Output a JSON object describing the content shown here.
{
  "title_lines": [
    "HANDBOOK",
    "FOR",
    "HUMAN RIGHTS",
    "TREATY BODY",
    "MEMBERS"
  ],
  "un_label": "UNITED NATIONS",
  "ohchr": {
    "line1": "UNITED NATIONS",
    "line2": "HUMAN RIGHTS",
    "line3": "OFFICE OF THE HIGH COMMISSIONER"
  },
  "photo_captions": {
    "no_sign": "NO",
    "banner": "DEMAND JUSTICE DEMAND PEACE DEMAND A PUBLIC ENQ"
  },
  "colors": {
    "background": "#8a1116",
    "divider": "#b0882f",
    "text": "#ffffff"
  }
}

==============================

Problem description :: Look through the listing above and count the lines where the string "UNITED" appears. Report the number only.

Result of this task :: 2